**DIRECTION**
Omit the pictures and return every entry exactly as written.

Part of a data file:
---

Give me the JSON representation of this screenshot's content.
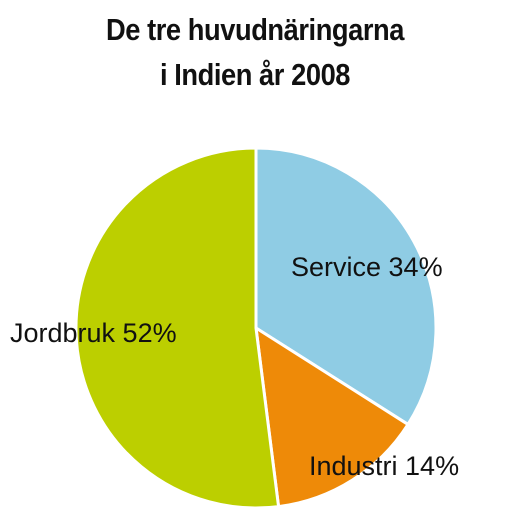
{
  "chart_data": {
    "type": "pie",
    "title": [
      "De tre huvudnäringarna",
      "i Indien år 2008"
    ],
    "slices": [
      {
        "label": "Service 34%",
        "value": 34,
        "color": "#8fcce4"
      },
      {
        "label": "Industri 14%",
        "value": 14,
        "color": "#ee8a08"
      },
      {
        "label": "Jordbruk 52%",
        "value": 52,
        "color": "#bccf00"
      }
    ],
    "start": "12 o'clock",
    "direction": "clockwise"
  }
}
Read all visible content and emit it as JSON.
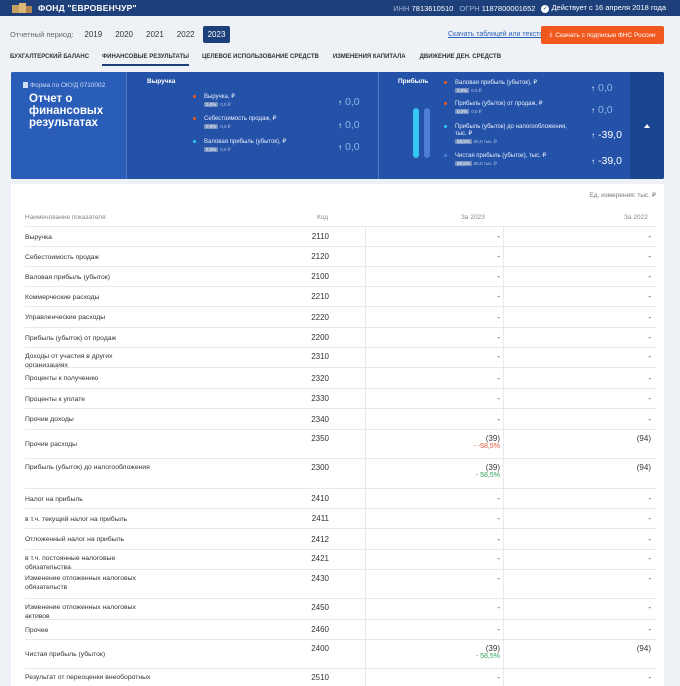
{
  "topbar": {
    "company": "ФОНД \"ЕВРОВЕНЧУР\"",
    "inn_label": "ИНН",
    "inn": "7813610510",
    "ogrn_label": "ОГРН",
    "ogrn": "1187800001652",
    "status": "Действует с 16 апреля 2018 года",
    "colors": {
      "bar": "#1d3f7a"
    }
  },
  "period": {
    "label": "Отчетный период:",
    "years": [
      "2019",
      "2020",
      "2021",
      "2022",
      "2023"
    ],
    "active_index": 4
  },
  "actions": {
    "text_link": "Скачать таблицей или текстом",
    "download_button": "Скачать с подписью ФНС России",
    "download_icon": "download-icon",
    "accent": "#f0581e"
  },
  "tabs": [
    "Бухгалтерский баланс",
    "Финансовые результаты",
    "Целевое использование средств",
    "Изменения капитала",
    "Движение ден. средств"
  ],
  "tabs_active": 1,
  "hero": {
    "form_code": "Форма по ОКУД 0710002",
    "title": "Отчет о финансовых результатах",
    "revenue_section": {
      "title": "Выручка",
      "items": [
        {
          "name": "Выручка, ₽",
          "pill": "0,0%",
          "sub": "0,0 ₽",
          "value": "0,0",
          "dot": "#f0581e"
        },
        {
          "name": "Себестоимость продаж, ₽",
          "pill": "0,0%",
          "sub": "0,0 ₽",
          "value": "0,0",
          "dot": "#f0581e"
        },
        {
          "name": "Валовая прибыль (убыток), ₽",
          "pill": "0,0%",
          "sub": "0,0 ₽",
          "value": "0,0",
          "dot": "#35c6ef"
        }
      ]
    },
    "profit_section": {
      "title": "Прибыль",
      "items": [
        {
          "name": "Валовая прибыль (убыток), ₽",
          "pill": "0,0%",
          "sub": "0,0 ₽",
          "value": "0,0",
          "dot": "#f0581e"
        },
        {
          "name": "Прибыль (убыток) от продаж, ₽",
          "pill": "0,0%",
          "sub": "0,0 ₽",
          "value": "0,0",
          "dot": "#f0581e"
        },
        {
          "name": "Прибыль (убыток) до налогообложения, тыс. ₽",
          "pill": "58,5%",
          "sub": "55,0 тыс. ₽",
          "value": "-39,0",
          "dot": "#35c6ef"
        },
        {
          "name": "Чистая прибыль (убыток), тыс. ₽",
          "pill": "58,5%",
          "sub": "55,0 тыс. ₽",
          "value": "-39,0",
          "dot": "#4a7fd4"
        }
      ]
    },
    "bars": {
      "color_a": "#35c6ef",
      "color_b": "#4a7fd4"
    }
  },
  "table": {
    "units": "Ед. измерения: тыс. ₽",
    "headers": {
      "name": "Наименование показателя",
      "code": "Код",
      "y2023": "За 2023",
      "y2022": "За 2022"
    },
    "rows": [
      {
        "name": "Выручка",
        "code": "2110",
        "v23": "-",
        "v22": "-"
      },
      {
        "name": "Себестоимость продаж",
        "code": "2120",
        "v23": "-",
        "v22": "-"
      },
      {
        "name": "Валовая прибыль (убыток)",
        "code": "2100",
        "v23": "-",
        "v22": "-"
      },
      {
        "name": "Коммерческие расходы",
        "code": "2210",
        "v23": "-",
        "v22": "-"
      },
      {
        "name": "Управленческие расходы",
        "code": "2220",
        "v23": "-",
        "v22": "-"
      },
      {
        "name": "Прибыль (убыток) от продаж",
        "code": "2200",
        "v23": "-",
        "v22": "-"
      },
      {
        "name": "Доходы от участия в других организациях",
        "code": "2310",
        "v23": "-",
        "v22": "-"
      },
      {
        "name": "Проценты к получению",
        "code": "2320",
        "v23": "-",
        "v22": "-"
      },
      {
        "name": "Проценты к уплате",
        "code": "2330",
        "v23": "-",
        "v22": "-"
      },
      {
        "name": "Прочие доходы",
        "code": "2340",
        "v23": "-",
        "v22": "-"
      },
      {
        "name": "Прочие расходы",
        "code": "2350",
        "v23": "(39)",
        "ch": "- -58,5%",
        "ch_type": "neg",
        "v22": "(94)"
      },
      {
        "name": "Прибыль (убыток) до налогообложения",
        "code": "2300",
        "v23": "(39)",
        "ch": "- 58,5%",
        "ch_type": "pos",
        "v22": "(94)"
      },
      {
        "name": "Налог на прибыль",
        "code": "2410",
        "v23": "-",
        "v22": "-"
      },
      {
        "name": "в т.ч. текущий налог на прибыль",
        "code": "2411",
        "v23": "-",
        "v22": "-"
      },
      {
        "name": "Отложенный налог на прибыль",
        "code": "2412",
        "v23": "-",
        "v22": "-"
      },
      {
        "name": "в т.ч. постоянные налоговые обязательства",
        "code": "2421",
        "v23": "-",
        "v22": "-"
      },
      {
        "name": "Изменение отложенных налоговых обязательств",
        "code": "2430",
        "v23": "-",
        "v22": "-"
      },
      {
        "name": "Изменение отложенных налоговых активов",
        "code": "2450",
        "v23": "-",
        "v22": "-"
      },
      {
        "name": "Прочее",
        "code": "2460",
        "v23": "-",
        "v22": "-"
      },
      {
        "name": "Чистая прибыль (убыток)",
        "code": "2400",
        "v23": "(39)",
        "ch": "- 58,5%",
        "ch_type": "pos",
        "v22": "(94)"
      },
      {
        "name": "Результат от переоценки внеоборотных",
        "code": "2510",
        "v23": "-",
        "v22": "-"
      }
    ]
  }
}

---

**FULL ANSWER**
Give me the JSON representation of this screenshot's content.
{
  "chart_data": {
    "type": "pie",
    "title": [
      "De tre huvudnäringarna",
      "i Indien år 2008"
    ],
    "slices": [
      {
        "label": "Service 34%",
        "value": 34,
        "color": "#8fcce4"
      },
      {
        "label": "Industri 14%",
        "value": 14,
        "color": "#ee8a08"
      },
      {
        "label": "Jordbruk 52%",
        "value": 52,
        "color": "#bccf00"
      }
    ],
    "start": "12 o'clock",
    "direction": "clockwise"
  }
}
Read all visible content and emit it as JSON.
{
  "topbar": {
    "company": "ФОНД \"ЕВРОВЕНЧУР\"",
    "inn_label": "ИНН",
    "inn": "7813610510",
    "ogrn_label": "ОГРН",
    "ogrn": "1187800001652",
    "status": "Действует с 16 апреля 2018 года",
    "colors": {
      "bar": "#1d3f7a"
    }
  },
  "period": {
    "label": "Отчетный период:",
    "years": [
      "2019",
      "2020",
      "2021",
      "2022",
      "2023"
    ],
    "active_index": 4
  },
  "actions": {
    "text_link": "Скачать таблицей или текстом",
    "download_button": "Скачать с подписью ФНС России",
    "download_icon": "download-icon",
    "accent": "#f0581e"
  },
  "tabs": [
    "Бухгалтерский баланс",
    "Финансовые результаты",
    "Целевое использование средств",
    "Изменения капитала",
    "Движение ден. средств"
  ],
  "tabs_active": 1,
  "hero": {
    "form_code": "Форма по ОКУД 0710002",
    "title": "Отчет о финансовых результатах",
    "revenue_section": {
      "title": "Выручка",
      "items": [
        {
          "name": "Выручка, ₽",
          "pill": "0,0%",
          "sub": "0,0 ₽",
          "value": "0,0",
          "dot": "#f0581e"
        },
        {
          "name": "Себестоимость продаж, ₽",
          "pill": "0,0%",
          "sub": "0,0 ₽",
          "value": "0,0",
          "dot": "#f0581e"
        },
        {
          "name": "Валовая прибыль (убыток), ₽",
          "pill": "0,0%",
          "sub": "0,0 ₽",
          "value": "0,0",
          "dot": "#35c6ef"
        }
      ]
    },
    "profit_section": {
      "title": "Прибыль",
      "items": [
        {
          "name": "Валовая прибыль (убыток), ₽",
          "pill": "0,0%",
          "sub": "0,0 ₽",
          "value": "0,0",
          "dot": "#f0581e"
        },
        {
          "name": "Прибыль (убыток) от продаж, ₽",
          "pill": "0,0%",
          "sub": "0,0 ₽",
          "value": "0,0",
          "dot": "#f0581e"
        },
        {
          "name": "Прибыль (убыток) до налогообложения, тыс. ₽",
          "pill": "58,5%",
          "sub": "55,0 тыс. ₽",
          "value": "-39,0",
          "dot": "#35c6ef"
        },
        {
          "name": "Чистая прибыль (убыток), тыс. ₽",
          "pill": "58,5%",
          "sub": "55,0 тыс. ₽",
          "value": "-39,0",
          "dot": "#4a7fd4"
        }
      ]
    },
    "bars": {
      "color_a": "#35c6ef",
      "color_b": "#4a7fd4"
    }
  },
  "table": {
    "units": "Ед. измерения: тыс. ₽",
    "headers": {
      "name": "Наименование показателя",
      "code": "Код",
      "y2023": "За 2023",
      "y2022": "За 2022"
    },
    "rows": [
      {
        "name": "Выручка",
        "code": "2110",
        "v23": "-",
        "v22": "-"
      },
      {
        "name": "Себестоимость продаж",
        "code": "2120",
        "v23": "-",
        "v22": "-"
      },
      {
        "name": "Валовая прибыль (убыток)",
        "code": "2100",
        "v23": "-",
        "v22": "-"
      },
      {
        "name": "Коммерческие расходы",
        "code": "2210",
        "v23": "-",
        "v22": "-"
      },
      {
        "name": "Управленческие расходы",
        "code": "2220",
        "v23": "-",
        "v22": "-"
      },
      {
        "name": "Прибыль (убыток) от продаж",
        "code": "2200",
        "v23": "-",
        "v22": "-"
      },
      {
        "name": "Доходы от участия в других организациях",
        "code": "2310",
        "v23": "-",
        "v22": "-"
      },
      {
        "name": "Проценты к получению",
        "code": "2320",
        "v23": "-",
        "v22": "-"
      },
      {
        "name": "Проценты к уплате",
        "code": "2330",
        "v23": "-",
        "v22": "-"
      },
      {
        "name": "Прочие доходы",
        "code": "2340",
        "v23": "-",
        "v22": "-"
      },
      {
        "name": "Прочие расходы",
        "code": "2350",
        "v23": "(39)",
        "ch": "- -58,5%",
        "ch_type": "neg",
        "v22": "(94)"
      },
      {
        "name": "Прибыль (убыток) до налогообложения",
        "code": "2300",
        "v23": "(39)",
        "ch": "- 58,5%",
        "ch_type": "pos",
        "v22": "(94)"
      },
      {
        "name": "Налог на прибыль",
        "code": "2410",
        "v23": "-",
        "v22": "-"
      },
      {
        "name": "в т.ч. текущий налог на прибыль",
        "code": "2411",
        "v23": "-",
        "v22": "-"
      },
      {
        "name": "Отложенный налог на прибыль",
        "code": "2412",
        "v23": "-",
        "v22": "-"
      },
      {
        "name": "в т.ч. постоянные налоговые обязательства",
        "code": "2421",
        "v23": "-",
        "v22": "-"
      },
      {
        "name": "Изменение отложенных налоговых обязательств",
        "code": "2430",
        "v23": "-",
        "v22": "-"
      },
      {
        "name": "Изменение отложенных налоговых активов",
        "code": "2450",
        "v23": "-",
        "v22": "-"
      },
      {
        "name": "Прочее",
        "code": "2460",
        "v23": "-",
        "v22": "-"
      },
      {
        "name": "Чистая прибыль (убыток)",
        "code": "2400",
        "v23": "(39)",
        "ch": "- 58,5%",
        "ch_type": "pos",
        "v22": "(94)"
      },
      {
        "name": "Результат от переоценки внеоборотных",
        "code": "2510",
        "v23": "-",
        "v22": "-"
      }
    ]
  }
}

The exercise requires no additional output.